## Listing
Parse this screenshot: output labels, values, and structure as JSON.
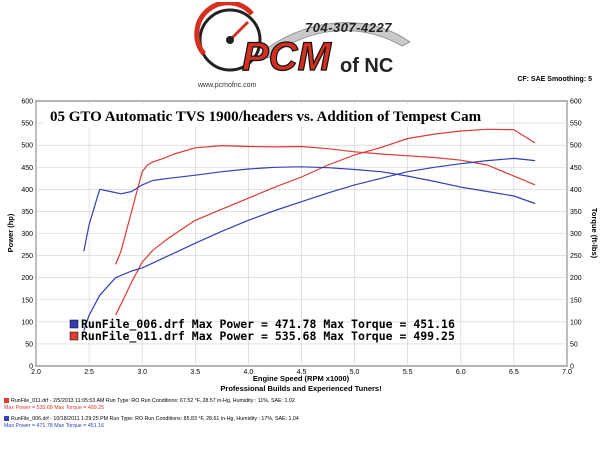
{
  "header": {
    "logo_main": "PCM",
    "logo_suffix": "of NC",
    "phone": "704-307-4227",
    "url": "www.pcmofnc.com",
    "settings": "CF: SAE   Smoothing: 5"
  },
  "footer": {
    "run_a_line1": "RunFile_011.drf - 2/5/2013 11:05:53 AM  Run Type: RO  Run Conditions: 67.52 °F, 28.57 in-Hg,  Humidity : 11%, SAE: 1.02",
    "run_a_line2": "Max Power = 535.68  Max Torque = 499.25",
    "run_b_line1": "RunFile_006.drf - 10/18/2011 1:29:25 PM  Run Type: RO  Run Conditions: 85.83 °F, 28.61 in-Hg,  Humidity :  17%, SAE: 1.04",
    "run_b_line2": "Max Power = 471.78  Max Torque = 451.16"
  },
  "colors": {
    "red": "#dd3b33",
    "blue": "#3340b5",
    "plot_bg": "#ffffff",
    "page_bg": "#ffffff"
  },
  "chart_data": {
    "type": "line",
    "title": "05 GTO Automatic TVS 1900/headers vs. Addition of Tempest Cam",
    "subtitle": "Professional Builds and Experienced Tuners!",
    "xlabel": "Engine Speed (RPM x1000)",
    "ylabel_left": "Power (hp)",
    "ylabel_right": "Torque (ft-lbs)",
    "xlim": [
      2.0,
      7.0
    ],
    "ylim_left": [
      0,
      600
    ],
    "ylim_right": [
      0,
      600
    ],
    "xticks": [
      "2.0",
      "2.5",
      "3.0",
      "3.5",
      "4.0",
      "4.5",
      "5.0",
      "5.5",
      "6.0",
      "6.5",
      "7.0"
    ],
    "yticks_left": [
      "0",
      "50",
      "100",
      "150",
      "200",
      "250",
      "300",
      "350",
      "400",
      "450",
      "500",
      "550",
      "600"
    ],
    "yticks_right": [
      "0",
      "50",
      "100",
      "150",
      "200",
      "250",
      "300",
      "350",
      "400",
      "450",
      "500",
      "550",
      "600"
    ],
    "grid": true,
    "legend_position": "bottom-left",
    "legend": [
      {
        "label": "RunFile_006.drf Max Power = 471.78    Max Torque = 451.16",
        "color": "#3340b5"
      },
      {
        "label": "RunFile_011.drf Max Power = 535.68    Max Torque = 499.25",
        "color": "#dd3b33"
      }
    ],
    "series": [
      {
        "color": "#dd3b33",
        "x": [
          2.75,
          2.8,
          2.9,
          3.0,
          3.1,
          3.25,
          3.5,
          3.75,
          4.0,
          4.25,
          4.5,
          4.75,
          5.0,
          5.25,
          5.5,
          5.75,
          6.0,
          6.25,
          6.5,
          6.7
        ],
        "values": [
          115,
          140,
          190,
          235,
          262,
          290,
          330,
          355,
          380,
          405,
          428,
          455,
          478,
          495,
          515,
          525,
          532,
          536,
          535,
          505
        ]
      },
      {
        "color": "#dd3b33",
        "x": [
          2.75,
          2.8,
          2.9,
          3.0,
          3.05,
          3.1,
          3.2,
          3.3,
          3.5,
          3.75,
          4.0,
          4.25,
          4.5,
          4.75,
          5.0,
          5.25,
          5.5,
          5.75,
          6.0,
          6.25,
          6.5,
          6.7
        ],
        "values": [
          230,
          260,
          350,
          440,
          455,
          462,
          470,
          480,
          494,
          499,
          497,
          496,
          497,
          492,
          485,
          480,
          476,
          472,
          466,
          455,
          430,
          410
        ]
      },
      {
        "color": "#3340b5",
        "x": [
          2.45,
          2.5,
          2.6,
          2.75,
          2.9,
          3.0,
          3.25,
          3.5,
          3.75,
          4.0,
          4.25,
          4.5,
          4.75,
          5.0,
          5.25,
          5.5,
          5.75,
          6.0,
          6.25,
          6.5,
          6.7
        ],
        "values": [
          80,
          115,
          160,
          200,
          215,
          222,
          250,
          278,
          305,
          330,
          352,
          372,
          392,
          410,
          425,
          440,
          450,
          458,
          465,
          470,
          465
        ]
      },
      {
        "color": "#3340b5",
        "x": [
          2.45,
          2.5,
          2.6,
          2.7,
          2.8,
          2.9,
          3.0,
          3.1,
          3.25,
          3.5,
          3.75,
          4.0,
          4.25,
          4.5,
          4.75,
          5.0,
          5.25,
          5.5,
          5.75,
          6.0,
          6.25,
          6.5,
          6.7
        ],
        "values": [
          260,
          320,
          400,
          395,
          390,
          395,
          410,
          420,
          425,
          432,
          440,
          446,
          450,
          451,
          449,
          445,
          440,
          430,
          418,
          405,
          395,
          385,
          368
        ]
      }
    ]
  }
}
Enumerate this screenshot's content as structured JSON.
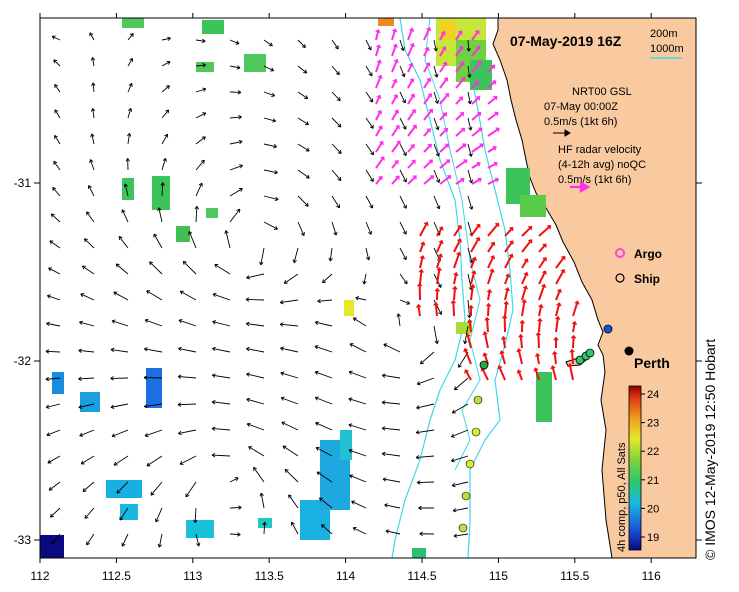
{
  "map": {
    "title": "07-May-2019 16Z",
    "place_label": "Perth",
    "credit": "© IMOS 12-May-2019 12:50 Hobart",
    "depth_legend": [
      "200m",
      "1000m"
    ],
    "x_axis": {
      "ticks": [
        "112",
        "112.5",
        "113",
        "113.5",
        "114",
        "114.5",
        "115",
        "115.5",
        "116"
      ]
    },
    "y_axis": {
      "ticks": [
        "-31",
        "-32",
        "-33"
      ]
    }
  },
  "legend": {
    "model_line1": "NRT00 GSL",
    "model_line2": "07-May 00:00Z",
    "model_scale": "0.5m/s (1kt 6h)",
    "radar_line1": "HF radar velocity",
    "radar_line2": "(4-12h avg) noQC",
    "radar_scale": "0.5m/s (1kt 6h)",
    "argo_label": "Argo",
    "ship_label": "Ship"
  },
  "colorbar": {
    "label": "4h comp, p50, All Sats",
    "ticks": [
      "24",
      "23",
      "22",
      "21",
      "20",
      "19"
    ]
  },
  "colors": {
    "land": "#f9c9a0",
    "isobath": "#3fd8e6",
    "radar_magenta": "#ff2ee6",
    "radar_red": "#ee1111",
    "argo": "#ff44dd"
  }
}
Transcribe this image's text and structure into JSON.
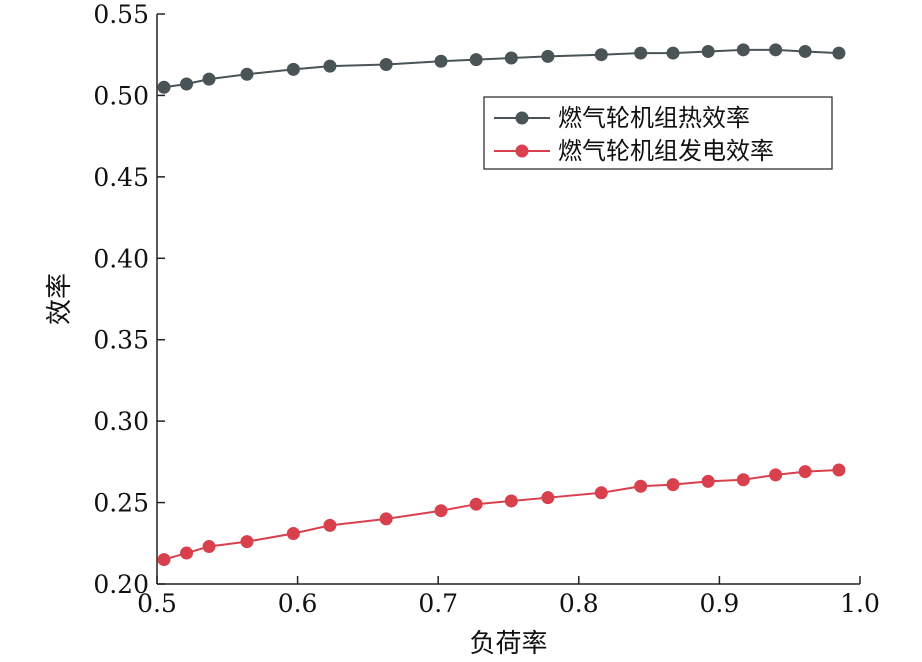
{
  "chart_data": {
    "type": "line",
    "xlabel": "负荷率",
    "ylabel": "效率",
    "xlim": [
      0.5,
      1.0
    ],
    "ylim": [
      0.2,
      0.55
    ],
    "xticks": [
      "0.5",
      "0.6",
      "0.7",
      "0.8",
      "0.9",
      "1.0"
    ],
    "yticks": [
      "0.20",
      "0.25",
      "0.30",
      "0.35",
      "0.40",
      "0.45",
      "0.50",
      "0.55"
    ],
    "grid": false,
    "legend_position": "top-right",
    "series": [
      {
        "name": "燃气轮机组热效率",
        "color": "#4a5457",
        "marker": "circle",
        "x": [
          0.505,
          0.521,
          0.537,
          0.564,
          0.597,
          0.623,
          0.663,
          0.702,
          0.727,
          0.752,
          0.778,
          0.816,
          0.844,
          0.867,
          0.892,
          0.917,
          0.94,
          0.961,
          0.985
        ],
        "y": [
          0.505,
          0.507,
          0.51,
          0.513,
          0.516,
          0.518,
          0.519,
          0.521,
          0.522,
          0.523,
          0.524,
          0.525,
          0.526,
          0.526,
          0.527,
          0.528,
          0.528,
          0.527,
          0.526
        ]
      },
      {
        "name": "燃气轮机组发电效率",
        "color": "#d9404d",
        "marker": "circle",
        "x": [
          0.505,
          0.521,
          0.537,
          0.564,
          0.597,
          0.623,
          0.663,
          0.702,
          0.727,
          0.752,
          0.778,
          0.816,
          0.844,
          0.867,
          0.892,
          0.917,
          0.94,
          0.961,
          0.985
        ],
        "y": [
          0.215,
          0.219,
          0.223,
          0.226,
          0.231,
          0.236,
          0.24,
          0.245,
          0.249,
          0.251,
          0.253,
          0.256,
          0.26,
          0.261,
          0.263,
          0.264,
          0.267,
          0.269,
          0.27
        ]
      }
    ]
  }
}
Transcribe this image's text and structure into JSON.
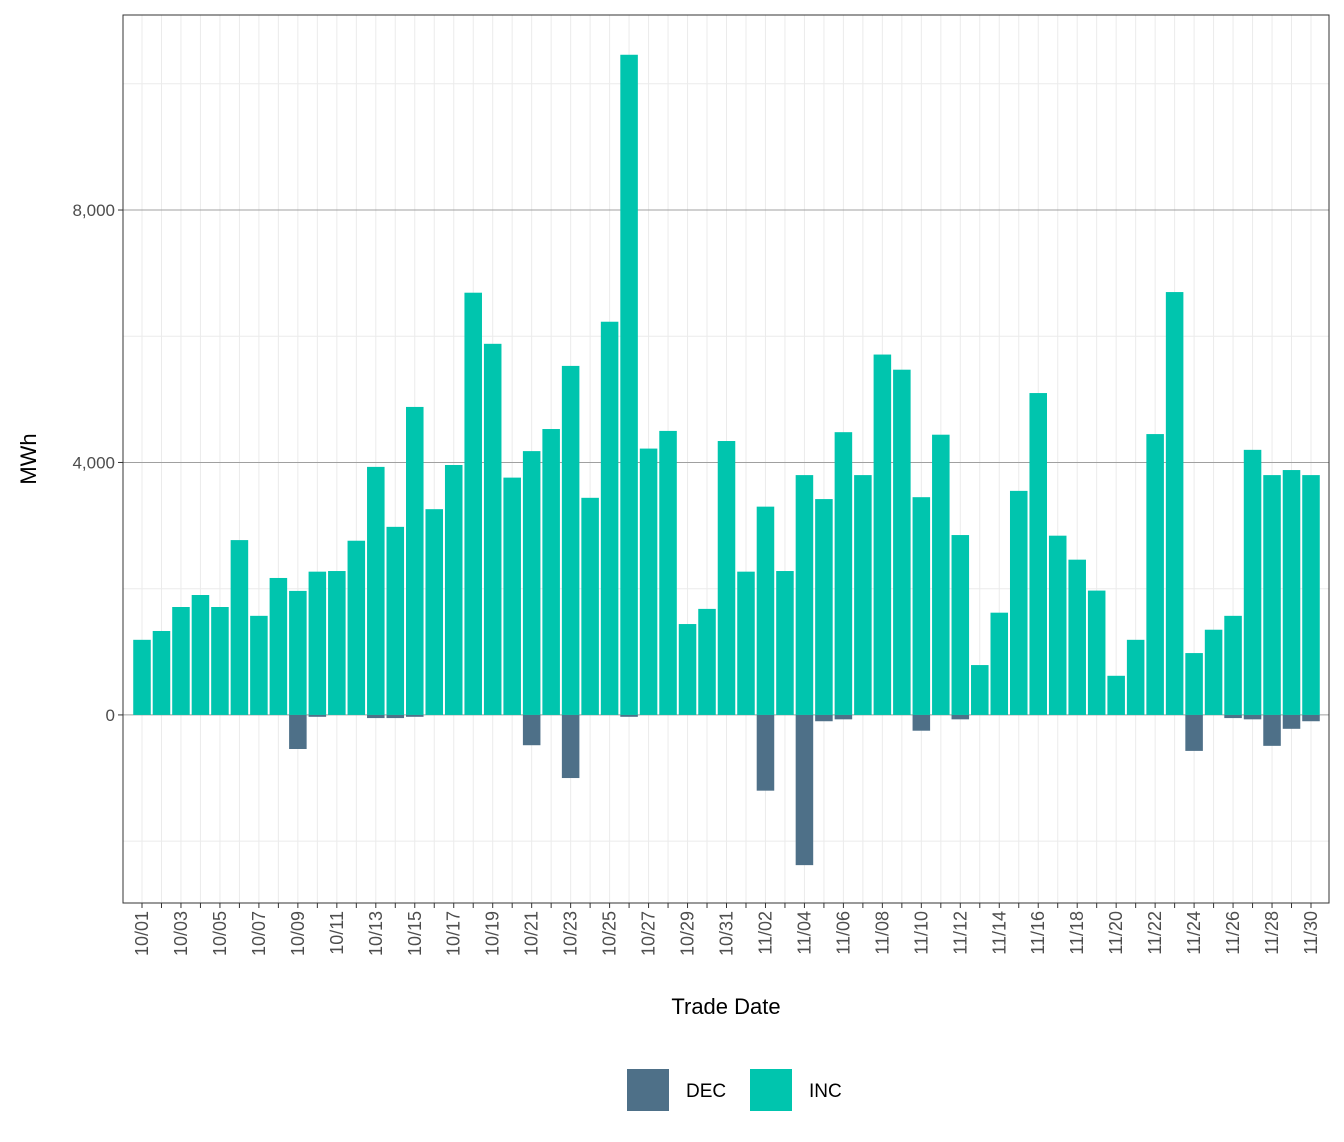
{
  "chart_data": {
    "type": "bar",
    "stacked": true,
    "xlabel": "Trade Date",
    "ylabel": "MWh",
    "ylim": [
      -2980,
      11090
    ],
    "y_major_ticks": [
      0,
      4000,
      8000
    ],
    "y_tick_labels": [
      "0",
      "4,000",
      "8,000"
    ],
    "y_minor_ticks": [
      -2000,
      2000,
      6000,
      10000
    ],
    "grid": true,
    "legend_position": "bottom",
    "categories": [
      "10/01",
      "10/02",
      "10/03",
      "10/04",
      "10/05",
      "10/06",
      "10/07",
      "10/08",
      "10/09",
      "10/10",
      "10/11",
      "10/12",
      "10/13",
      "10/14",
      "10/15",
      "10/16",
      "10/17",
      "10/18",
      "10/19",
      "10/20",
      "10/21",
      "10/22",
      "10/23",
      "10/24",
      "10/25",
      "10/26",
      "10/27",
      "10/28",
      "10/29",
      "10/30",
      "10/31",
      "11/01",
      "11/02",
      "11/03",
      "11/04",
      "11/05",
      "11/06",
      "11/07",
      "11/08",
      "11/09",
      "11/10",
      "11/11",
      "11/12",
      "11/13",
      "11/14",
      "11/15",
      "11/16",
      "11/17",
      "11/18",
      "11/19",
      "11/20",
      "11/21",
      "11/22",
      "11/23",
      "11/24",
      "11/25",
      "11/26",
      "11/27",
      "11/28",
      "11/29",
      "11/30"
    ],
    "x_tick_labels": [
      "10/01",
      "10/03",
      "10/05",
      "10/07",
      "10/09",
      "10/11",
      "10/13",
      "10/15",
      "10/17",
      "10/19",
      "10/21",
      "10/23",
      "10/25",
      "10/27",
      "10/29",
      "10/31",
      "11/02",
      "11/04",
      "11/06",
      "11/08",
      "11/10",
      "11/12",
      "11/14",
      "11/16",
      "11/18",
      "11/20",
      "11/22",
      "11/24",
      "11/26",
      "11/28",
      "11/30"
    ],
    "series": [
      {
        "name": "DEC",
        "color": "#4E7088",
        "values": [
          0,
          0,
          0,
          0,
          0,
          0,
          0,
          0,
          -540,
          -30,
          0,
          0,
          -50,
          -50,
          -30,
          0,
          0,
          0,
          0,
          0,
          -480,
          0,
          -1000,
          0,
          0,
          -30,
          0,
          0,
          0,
          0,
          0,
          0,
          -1200,
          0,
          -2380,
          -100,
          -70,
          0,
          0,
          0,
          -250,
          0,
          -70,
          0,
          0,
          0,
          0,
          0,
          0,
          0,
          0,
          0,
          0,
          0,
          -570,
          0,
          -50,
          -70,
          -490,
          -220,
          -100
        ]
      },
      {
        "name": "INC",
        "color": "#00C5AE",
        "values": [
          1190,
          1330,
          1710,
          1900,
          1710,
          2770,
          1570,
          2170,
          1965,
          2270,
          2280,
          2760,
          3930,
          2980,
          4880,
          3260,
          3960,
          6690,
          5880,
          3760,
          4180,
          4530,
          5530,
          3440,
          6230,
          10460,
          4220,
          4500,
          1440,
          1680,
          4340,
          2270,
          3300,
          2280,
          3800,
          3420,
          4480,
          3800,
          5710,
          5470,
          3450,
          4440,
          2850,
          790,
          1620,
          3550,
          5100,
          2840,
          2460,
          1970,
          620,
          1190,
          4450,
          6700,
          980,
          1350,
          1570,
          4200,
          3800,
          3880,
          3800
        ]
      }
    ]
  }
}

## Exercise goal
Scan the listing above and identify each line holding the string "bottom"; copy every such line.

## Complete output
    "legend_position": "bottom-left",
    "legend_position": "bottom",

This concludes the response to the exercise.